Write out each record again exactly as it stands.

::: Source material :::

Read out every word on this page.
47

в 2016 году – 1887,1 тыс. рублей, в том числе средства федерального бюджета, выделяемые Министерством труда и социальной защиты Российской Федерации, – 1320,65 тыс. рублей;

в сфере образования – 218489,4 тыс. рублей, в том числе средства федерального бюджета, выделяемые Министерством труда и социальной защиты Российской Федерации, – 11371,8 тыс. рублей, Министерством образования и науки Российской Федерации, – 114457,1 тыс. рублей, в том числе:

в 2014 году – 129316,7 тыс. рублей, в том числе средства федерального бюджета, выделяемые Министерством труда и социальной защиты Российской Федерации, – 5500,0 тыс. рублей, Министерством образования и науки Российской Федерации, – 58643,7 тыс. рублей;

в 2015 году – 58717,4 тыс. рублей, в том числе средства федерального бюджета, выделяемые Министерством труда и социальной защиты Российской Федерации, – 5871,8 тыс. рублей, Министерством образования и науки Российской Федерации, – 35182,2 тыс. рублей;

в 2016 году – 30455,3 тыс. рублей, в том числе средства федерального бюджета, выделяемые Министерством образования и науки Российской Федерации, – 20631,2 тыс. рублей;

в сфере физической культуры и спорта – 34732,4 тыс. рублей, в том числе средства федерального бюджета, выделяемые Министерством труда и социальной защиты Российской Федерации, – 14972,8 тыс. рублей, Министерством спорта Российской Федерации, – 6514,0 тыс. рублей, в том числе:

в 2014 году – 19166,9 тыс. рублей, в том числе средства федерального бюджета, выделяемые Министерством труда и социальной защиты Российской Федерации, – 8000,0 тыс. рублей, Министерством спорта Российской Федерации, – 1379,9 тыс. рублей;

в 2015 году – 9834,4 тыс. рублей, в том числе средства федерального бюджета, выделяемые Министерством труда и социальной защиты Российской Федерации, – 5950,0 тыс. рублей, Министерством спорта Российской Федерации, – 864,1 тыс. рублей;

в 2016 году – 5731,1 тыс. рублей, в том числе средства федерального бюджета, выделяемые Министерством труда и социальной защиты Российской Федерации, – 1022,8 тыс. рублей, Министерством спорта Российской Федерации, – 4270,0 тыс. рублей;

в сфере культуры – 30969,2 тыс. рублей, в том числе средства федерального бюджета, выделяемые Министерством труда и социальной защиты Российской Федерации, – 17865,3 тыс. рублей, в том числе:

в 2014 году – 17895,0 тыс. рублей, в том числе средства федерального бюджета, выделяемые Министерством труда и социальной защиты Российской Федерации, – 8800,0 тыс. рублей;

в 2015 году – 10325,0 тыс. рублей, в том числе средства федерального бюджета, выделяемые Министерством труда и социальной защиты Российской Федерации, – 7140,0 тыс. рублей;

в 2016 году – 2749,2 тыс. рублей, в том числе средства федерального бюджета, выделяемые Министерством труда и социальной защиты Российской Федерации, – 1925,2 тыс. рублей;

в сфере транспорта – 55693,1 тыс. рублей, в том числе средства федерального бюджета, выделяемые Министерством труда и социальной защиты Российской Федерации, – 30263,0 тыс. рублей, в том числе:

:::

• [Solution to the problem]:
Read out every word on this page.
47

в 2016 году – 1887,1 тыс. рублей, в том числе средства федерального бюджета, выделяемые Министерством труда и социальной защиты Российской Федерации, – 1320,65 тыс. рублей;

в сфере образования – 218489,4 тыс. рублей, в том числе средства федерального бюджета, выделяемые Министерством труда и социальной защиты Российской Федерации, – 11371,8 тыс. рублей, Министерством образования и науки Российской Федерации, – 114457,1 тыс. рублей, в том числе:

в 2014 году – 129316,7 тыс. рублей, в том числе средства федерального бюджета, выделяемые Министерством труда и социальной защиты Российской Федерации, – 5500,0 тыс. рублей, Министерством образования и науки Российской Федерации, – 58643,7 тыс. рублей;

в 2015 году – 58717,4 тыс. рублей, в том числе средства федерального бюджета, выделяемые Министерством труда и социальной защиты Российской Федерации, – 5871,8 тыс. рублей, Министерством образования и науки Российской Федерации, – 35182,2 тыс. рублей;

в 2016 году – 30455,3 тыс. рублей, в том числе средства федерального бюджета, выделяемые Министерством образования и науки Российской Федерации, – 20631,2 тыс. рублей;

в сфере физической культуры и спорта – 34732,4 тыс. рублей, в том числе средства федерального бюджета, выделяемые Министерством труда и социальной защиты Российской Федерации, – 14972,8 тыс. рублей, Министерством спорта Российской Федерации, – 6514,0 тыс. рублей, в том числе:

в 2014 году – 19166,9 тыс. рублей, в том числе средства федерального бюджета, выделяемые Министерством труда и социальной защиты Российской Федерации, – 8000,0 тыс. рублей, Министерством спорта Российской Федерации, – 1379,9 тыс. рублей;

в 2015 году – 9834,4 тыс. рублей, в том числе средства федерального бюджета, выделяемые Министерством труда и социальной защиты Российской Федерации, – 5950,0 тыс. рублей, Министерством спорта Российской Федерации, – 864,1 тыс. рублей;

в 2016 году – 5731,1 тыс. рублей, в том числе средства федерального бюджета, выделяемые Министерством труда и социальной защиты Российской Федерации, – 1022,8 тыс. рублей, Министерством спорта Российской Федерации, – 4270,0 тыс. рублей;

в сфере культуры – 30969,2 тыс. рублей, в том числе средства федерального бюджета, выделяемые Министерством труда и социальной защиты Российской Федерации, – 17865,3 тыс. рублей, в том числе:

в 2014 году – 17895,0 тыс. рублей, в том числе средства федерального бюджета, выделяемые Министерством труда и социальной защиты Российской Федерации, – 8800,0 тыс. рублей;

в 2015 году – 10325,0 тыс. рублей, в том числе средства федерального бюджета, выделяемые Министерством труда и социальной защиты Российской Федерации, – 7140,0 тыс. рублей;

в 2016 году – 2749,2 тыс. рублей, в том числе средства федерального бюджета, выделяемые Министерством труда и социальной защиты Российской Федерации, – 1925,2 тыс. рублей;

в сфере транспорта – 55693,1 тыс. рублей, в том числе средства федерального бюджета, выделяемые Министерством труда и социальной защиты Российской Федерации, – 30263,0 тыс. рублей, в том числе:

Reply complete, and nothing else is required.